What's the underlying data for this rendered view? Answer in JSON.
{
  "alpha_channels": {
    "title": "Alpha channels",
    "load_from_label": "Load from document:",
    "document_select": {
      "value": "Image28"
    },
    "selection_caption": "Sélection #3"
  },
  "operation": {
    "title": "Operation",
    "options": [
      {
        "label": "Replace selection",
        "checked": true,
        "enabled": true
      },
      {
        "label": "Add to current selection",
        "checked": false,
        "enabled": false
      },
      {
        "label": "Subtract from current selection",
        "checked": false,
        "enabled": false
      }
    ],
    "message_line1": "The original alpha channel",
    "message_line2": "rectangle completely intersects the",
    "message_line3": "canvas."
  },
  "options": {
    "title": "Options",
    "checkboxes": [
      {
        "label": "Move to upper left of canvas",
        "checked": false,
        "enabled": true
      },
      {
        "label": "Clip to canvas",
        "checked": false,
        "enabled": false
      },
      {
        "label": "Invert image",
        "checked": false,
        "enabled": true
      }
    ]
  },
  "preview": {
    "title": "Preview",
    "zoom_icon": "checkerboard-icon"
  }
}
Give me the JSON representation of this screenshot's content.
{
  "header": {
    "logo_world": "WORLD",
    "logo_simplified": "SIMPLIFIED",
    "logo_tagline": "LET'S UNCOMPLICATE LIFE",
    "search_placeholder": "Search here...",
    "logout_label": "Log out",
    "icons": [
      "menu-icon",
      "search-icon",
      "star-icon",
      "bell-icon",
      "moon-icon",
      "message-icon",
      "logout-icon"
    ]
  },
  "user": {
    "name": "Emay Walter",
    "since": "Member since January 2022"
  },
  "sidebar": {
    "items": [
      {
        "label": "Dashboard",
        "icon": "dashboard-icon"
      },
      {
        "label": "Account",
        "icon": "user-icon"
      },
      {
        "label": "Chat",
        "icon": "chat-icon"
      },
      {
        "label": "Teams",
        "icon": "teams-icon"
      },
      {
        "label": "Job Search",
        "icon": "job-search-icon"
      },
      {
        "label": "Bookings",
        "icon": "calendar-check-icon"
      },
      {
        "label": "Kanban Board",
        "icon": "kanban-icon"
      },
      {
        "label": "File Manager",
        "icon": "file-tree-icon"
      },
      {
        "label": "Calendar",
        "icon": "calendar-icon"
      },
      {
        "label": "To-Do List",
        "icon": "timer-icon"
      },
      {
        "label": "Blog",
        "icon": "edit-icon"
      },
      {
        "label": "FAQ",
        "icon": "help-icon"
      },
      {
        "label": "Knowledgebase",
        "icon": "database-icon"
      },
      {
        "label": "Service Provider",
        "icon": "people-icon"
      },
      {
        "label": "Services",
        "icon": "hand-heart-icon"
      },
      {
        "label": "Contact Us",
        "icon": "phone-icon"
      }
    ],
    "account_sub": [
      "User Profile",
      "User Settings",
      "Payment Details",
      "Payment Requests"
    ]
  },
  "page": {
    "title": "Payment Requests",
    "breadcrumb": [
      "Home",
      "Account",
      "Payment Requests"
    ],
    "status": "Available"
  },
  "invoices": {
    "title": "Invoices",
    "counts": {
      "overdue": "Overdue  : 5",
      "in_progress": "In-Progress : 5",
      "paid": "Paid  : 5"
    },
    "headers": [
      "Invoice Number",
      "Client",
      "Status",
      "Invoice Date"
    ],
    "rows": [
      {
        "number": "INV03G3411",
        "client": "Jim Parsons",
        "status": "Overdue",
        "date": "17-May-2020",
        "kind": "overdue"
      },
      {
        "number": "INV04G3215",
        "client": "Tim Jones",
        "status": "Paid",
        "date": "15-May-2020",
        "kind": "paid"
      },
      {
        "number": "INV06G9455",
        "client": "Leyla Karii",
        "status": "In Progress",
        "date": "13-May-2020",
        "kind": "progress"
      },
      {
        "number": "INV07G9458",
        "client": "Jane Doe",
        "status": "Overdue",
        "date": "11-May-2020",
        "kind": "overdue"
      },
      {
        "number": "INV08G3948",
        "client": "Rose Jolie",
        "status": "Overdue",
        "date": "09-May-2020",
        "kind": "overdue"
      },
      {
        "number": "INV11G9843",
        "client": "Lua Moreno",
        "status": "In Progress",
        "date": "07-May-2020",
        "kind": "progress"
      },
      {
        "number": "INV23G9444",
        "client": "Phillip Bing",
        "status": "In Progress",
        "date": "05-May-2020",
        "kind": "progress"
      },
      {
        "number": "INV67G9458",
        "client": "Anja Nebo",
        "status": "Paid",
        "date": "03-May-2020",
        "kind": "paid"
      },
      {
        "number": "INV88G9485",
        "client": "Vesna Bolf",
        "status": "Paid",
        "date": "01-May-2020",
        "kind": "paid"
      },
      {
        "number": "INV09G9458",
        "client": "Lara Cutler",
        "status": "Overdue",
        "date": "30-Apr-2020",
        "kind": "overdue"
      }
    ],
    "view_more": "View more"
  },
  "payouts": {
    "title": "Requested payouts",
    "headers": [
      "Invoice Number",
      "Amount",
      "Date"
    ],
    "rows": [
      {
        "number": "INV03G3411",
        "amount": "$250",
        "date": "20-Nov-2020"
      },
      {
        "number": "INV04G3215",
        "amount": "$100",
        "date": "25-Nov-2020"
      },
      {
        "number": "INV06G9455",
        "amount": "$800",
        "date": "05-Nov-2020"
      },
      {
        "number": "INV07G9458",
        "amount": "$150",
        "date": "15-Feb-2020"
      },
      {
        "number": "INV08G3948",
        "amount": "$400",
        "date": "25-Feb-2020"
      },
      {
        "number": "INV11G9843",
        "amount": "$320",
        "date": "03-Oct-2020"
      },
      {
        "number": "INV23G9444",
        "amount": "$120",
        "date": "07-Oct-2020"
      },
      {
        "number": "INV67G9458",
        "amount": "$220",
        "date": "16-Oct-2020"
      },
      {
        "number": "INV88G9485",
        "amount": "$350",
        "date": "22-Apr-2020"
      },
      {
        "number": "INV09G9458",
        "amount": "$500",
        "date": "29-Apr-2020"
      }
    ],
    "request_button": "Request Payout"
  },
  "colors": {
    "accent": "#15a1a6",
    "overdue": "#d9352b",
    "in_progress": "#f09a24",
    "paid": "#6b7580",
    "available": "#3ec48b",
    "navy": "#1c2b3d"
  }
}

========================================

_WHAT IS REQUIRED_:
Produce an exact copy of the whole listing.

_REPLY_:
What's the underlying data for this rendered view? Answer in JSON.
{
  "alpha_channels": {
    "title": "Alpha channels",
    "load_from_label": "Load from document:",
    "document_select": {
      "value": "Image28"
    },
    "selection_caption": "Sélection #3"
  },
  "operation": {
    "title": "Operation",
    "options": [
      {
        "label": "Replace selection",
        "checked": true,
        "enabled": true
      },
      {
        "label": "Add to current selection",
        "checked": false,
        "enabled": false
      },
      {
        "label": "Subtract from current selection",
        "checked": false,
        "enabled": false
      }
    ],
    "message_line1": "The original alpha channel",
    "message_line2": "rectangle completely intersects the",
    "message_line3": "canvas."
  },
  "options": {
    "title": "Options",
    "checkboxes": [
      {
        "label": "Move to upper left of canvas",
        "checked": false,
        "enabled": true
      },
      {
        "label": "Clip to canvas",
        "checked": false,
        "enabled": false
      },
      {
        "label": "Invert image",
        "checked": false,
        "enabled": true
      }
    ]
  },
  "preview": {
    "title": "Preview",
    "zoom_icon": "checkerboard-icon"
  }
}
Give me the JSON representation of this screenshot's content.
{
  "header": {
    "logo_world": "WORLD",
    "logo_simplified": "SIMPLIFIED",
    "logo_tagline": "LET'S UNCOMPLICATE LIFE",
    "search_placeholder": "Search here...",
    "logout_label": "Log out",
    "icons": [
      "menu-icon",
      "search-icon",
      "star-icon",
      "bell-icon",
      "moon-icon",
      "message-icon",
      "logout-icon"
    ]
  },
  "user": {
    "name": "Emay Walter",
    "since": "Member since January 2022"
  },
  "sidebar": {
    "items": [
      {
        "label": "Dashboard",
        "icon": "dashboard-icon"
      },
      {
        "label": "Account",
        "icon": "user-icon"
      },
      {
        "label": "Chat",
        "icon": "chat-icon"
      },
      {
        "label": "Teams",
        "icon": "teams-icon"
      },
      {
        "label": "Job Search",
        "icon": "job-search-icon"
      },
      {
        "label": "Bookings",
        "icon": "calendar-check-icon"
      },
      {
        "label": "Kanban Board",
        "icon": "kanban-icon"
      },
      {
        "label": "File Manager",
        "icon": "file-tree-icon"
      },
      {
        "label": "Calendar",
        "icon": "calendar-icon"
      },
      {
        "label": "To-Do List",
        "icon": "timer-icon"
      },
      {
        "label": "Blog",
        "icon": "edit-icon"
      },
      {
        "label": "FAQ",
        "icon": "help-icon"
      },
      {
        "label": "Knowledgebase",
        "icon": "database-icon"
      },
      {
        "label": "Service Provider",
        "icon": "people-icon"
      },
      {
        "label": "Services",
        "icon": "hand-heart-icon"
      },
      {
        "label": "Contact Us",
        "icon": "phone-icon"
      }
    ],
    "account_sub": [
      "User Profile",
      "User Settings",
      "Payment Details",
      "Payment Requests"
    ]
  },
  "page": {
    "title": "Payment Requests",
    "breadcrumb": [
      "Home",
      "Account",
      "Payment Requests"
    ],
    "status": "Available"
  },
  "invoices": {
    "title": "Invoices",
    "counts": {
      "overdue": "Overdue  : 5",
      "in_progress": "In-Progress : 5",
      "paid": "Paid  : 5"
    },
    "headers": [
      "Invoice Number",
      "Client",
      "Status",
      "Invoice Date"
    ],
    "rows": [
      {
        "number": "INV03G3411",
        "client": "Jim Parsons",
        "status": "Overdue",
        "date": "17-May-2020",
        "kind": "overdue"
      },
      {
        "number": "INV04G3215",
        "client": "Tim Jones",
        "status": "Paid",
        "date": "15-May-2020",
        "kind": "paid"
      },
      {
        "number": "INV06G9455",
        "client": "Leyla Karii",
        "status": "In Progress",
        "date": "13-May-2020",
        "kind": "progress"
      },
      {
        "number": "INV07G9458",
        "client": "Jane Doe",
        "status": "Overdue",
        "date": "11-May-2020",
        "kind": "overdue"
      },
      {
        "number": "INV08G3948",
        "client": "Rose Jolie",
        "status": "Overdue",
        "date": "09-May-2020",
        "kind": "overdue"
      },
      {
        "number": "INV11G9843",
        "client": "Lua Moreno",
        "status": "In Progress",
        "date": "07-May-2020",
        "kind": "progress"
      },
      {
        "number": "INV23G9444",
        "client": "Phillip Bing",
        "status": "In Progress",
        "date": "05-May-2020",
        "kind": "progress"
      },
      {
        "number": "INV67G9458",
        "client": "Anja Nebo",
        "status": "Paid",
        "date": "03-May-2020",
        "kind": "paid"
      },
      {
        "number": "INV88G9485",
        "client": "Vesna Bolf",
        "status": "Paid",
        "date": "01-May-2020",
        "kind": "paid"
      },
      {
        "number": "INV09G9458",
        "client": "Lara Cutler",
        "status": "Overdue",
        "date": "30-Apr-2020",
        "kind": "overdue"
      }
    ],
    "view_more": "View more"
  },
  "payouts": {
    "title": "Requested payouts",
    "headers": [
      "Invoice Number",
      "Amount",
      "Date"
    ],
    "rows": [
      {
        "number": "INV03G3411",
        "amount": "$250",
        "date": "20-Nov-2020"
      },
      {
        "number": "INV04G3215",
        "amount": "$100",
        "date": "25-Nov-2020"
      },
      {
        "number": "INV06G9455",
        "amount": "$800",
        "date": "05-Nov-2020"
      },
      {
        "number": "INV07G9458",
        "amount": "$150",
        "date": "15-Feb-2020"
      },
      {
        "number": "INV08G3948",
        "amount": "$400",
        "date": "25-Feb-2020"
      },
      {
        "number": "INV11G9843",
        "amount": "$320",
        "date": "03-Oct-2020"
      },
      {
        "number": "INV23G9444",
        "amount": "$120",
        "date": "07-Oct-2020"
      },
      {
        "number": "INV67G9458",
        "amount": "$220",
        "date": "16-Oct-2020"
      },
      {
        "number": "INV88G9485",
        "amount": "$350",
        "date": "22-Apr-2020"
      },
      {
        "number": "INV09G9458",
        "amount": "$500",
        "date": "29-Apr-2020"
      }
    ],
    "request_button": "Request Payout"
  },
  "colors": {
    "accent": "#15a1a6",
    "overdue": "#d9352b",
    "in_progress": "#f09a24",
    "paid": "#6b7580",
    "available": "#3ec48b",
    "navy": "#1c2b3d"
  }
}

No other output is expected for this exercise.